- Beoogd doel A:
Leg in één tot drie zinnen uit waarom de Centrale Raad van Beroep volgens de samenvatting geen aanleiding ziet om appellant door een deskundige te laten onderzoeken.
- Beoogd doel B:
Druk uit de samenvatting de tekst tussen "De Centrale Raad" en "19 februari 2010." letterlijk af, beide inbegrepen.
- Beoogd doel C:
Beantwoord op basis van de samenvatting de volgende vragen:
(i) Van welke rechtbank kwam de uitspraak waartegen appellant in hoger beroep ging?
(ii) Per welke datum heeft het Uwv de WAO-uitkering van appellant ingetrokken?
(iii) Wie trad op als griffier?

- Selectie:
────────────────────────────────────────

ECLI:NL:CRVB:2010:BL6081

Centrale Raad van Beroep

Datum uitspraak
19 februari 2010
Publicatiedatum
5 april 2013
Zaaknummer
09-4281 WAO
Instantie
Centrale Raad van Beroep
Type
Uitspraak
Rechtsgebied
Bestuursrecht; Socialezekerheidsrecht
Procedures
  • Hoger beroep
Rechters
Vindplaatsen
  • Rechtspraak.nl
AI samenvatting door LexboostAutomatisch gegenereerd

Intrekking van WAO-uitkering en beoordeling medische informatie

In deze zaak gaat het om het hoger beroep van appellant tegen de uitspraak van de rechtbank Haarlem, waarin de rechtbank het beroep van appellant ongegrond heeft verklaard. Appellant had bezwaar gemaakt tegen het besluit van het Uitvoeringsinstituut werknemersverzekeringen (Uwv) om zijn WAO-uitkering per 1 maart 2008 in te trekken. De rechtbank oordeelde dat de door appellant ingebrachte medische informatie, afkomstig van GGZ in Geest, niet relevant was voor de datum in geding en dat deze informatie niet afdoet aan het oordeel van het Uwv over de beperkingen van appellant op die datum.

De Centrale Raad van Beroep bevestigt de uitspraak van de rechtbank. De Raad stelt vast dat de door appellant ingebrachte medische informatie, gedateerd 21 juli 2009, niet betrekking heeft op de datum in geding en dus niet kan leiden tot een ander oordeel. De Raad ziet ook geen aanleiding om appellant te laten onderzoeken door een deskundige, omdat er geen twijfel bestaat over de door het Uwv vastgestelde medische situatie van appellant per 1 maart 2008.

De Raad concludeert dat het hoger beroep van appellant geen doel treft en bevestigt de aangevallen uitspraak. De uitspraak is gedaan door J. Brand, in tegenwoordigheid van M.A. van Amerongen als griffier, en is openbaar uitgesproken op 19 februari 2010.

────────────────────────────────────────

- Inhoud gegevensset:
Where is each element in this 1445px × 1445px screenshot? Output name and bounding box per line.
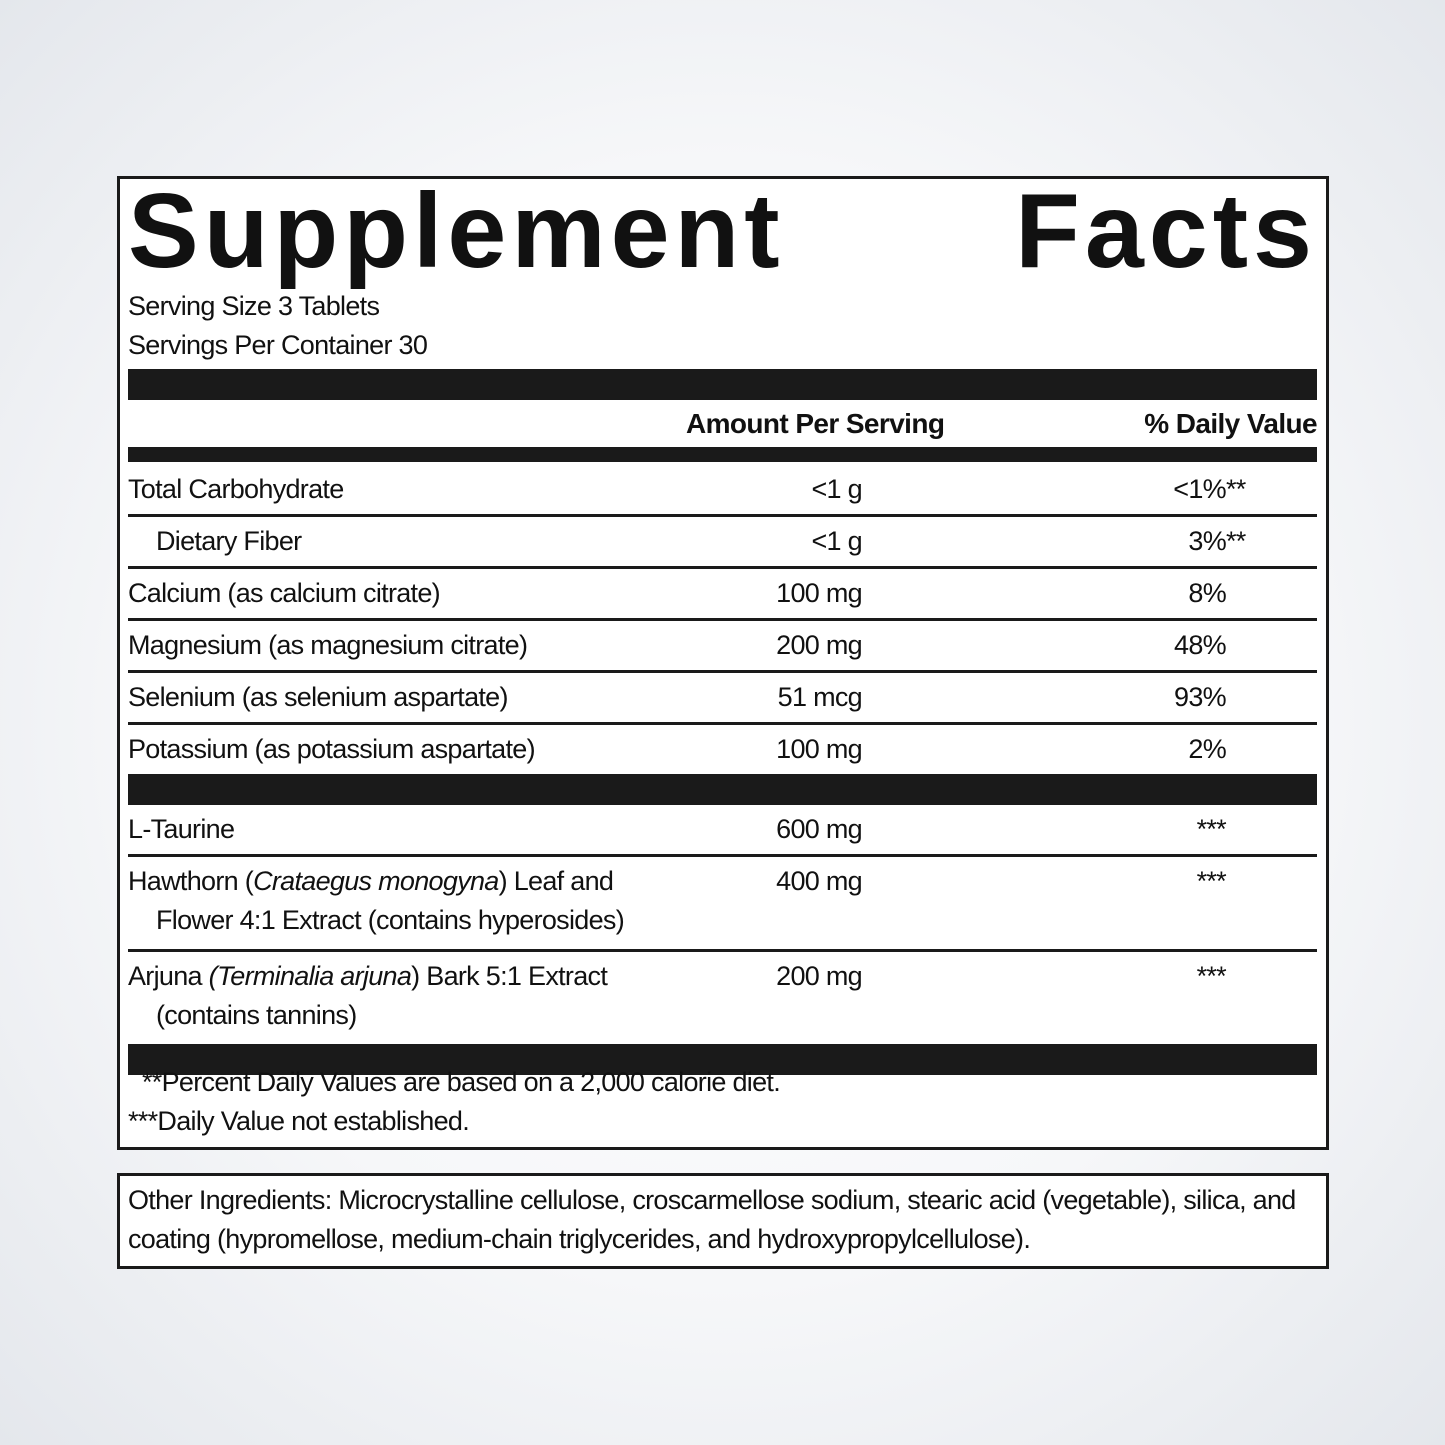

────────────────────────────────────────

- Uitgeschreven antwoord A:
De Raad ziet geen aanleiding voor een onderzoek door een deskundige, omdat er geen twijfel bestaat over de medische situatie van appellant per 1 maart 2008 zoals het Uwv die heeft vastgesteld.

- Uitgeschreven antwoord B:
De Centrale Raad van Beroep bevestigt de uitspraak van de rechtbank. De Raad stelt vast dat de door appellant ingebrachte medische informatie, gedateerd 21 juli 2009, niet betrekking heeft op de datum in geding en dus niet kan leiden tot een ander oordeel. De Raad ziet ook geen aanleiding om appellant te laten onderzoeken door een deskundige, omdat er geen twijfel bestaat over de door het Uwv vastgestelde medische situatie van appellant per 1 maart 2008.

De Raad concludeert dat het hoger beroep van appellant geen doel treft en bevestigt de aangevallen uitspraak. De uitspraak is gedaan door J. Brand, in tegenwoordigheid van M.A. van Amerongen als griffier, en is openbaar uitgesproken op 19 februari 2010.

- Uitgeschreven antwoord C:
(i) De rechtbank Haarlem.
(ii) Per 1 maart 2008.
(iii) M.A. van Amerongen.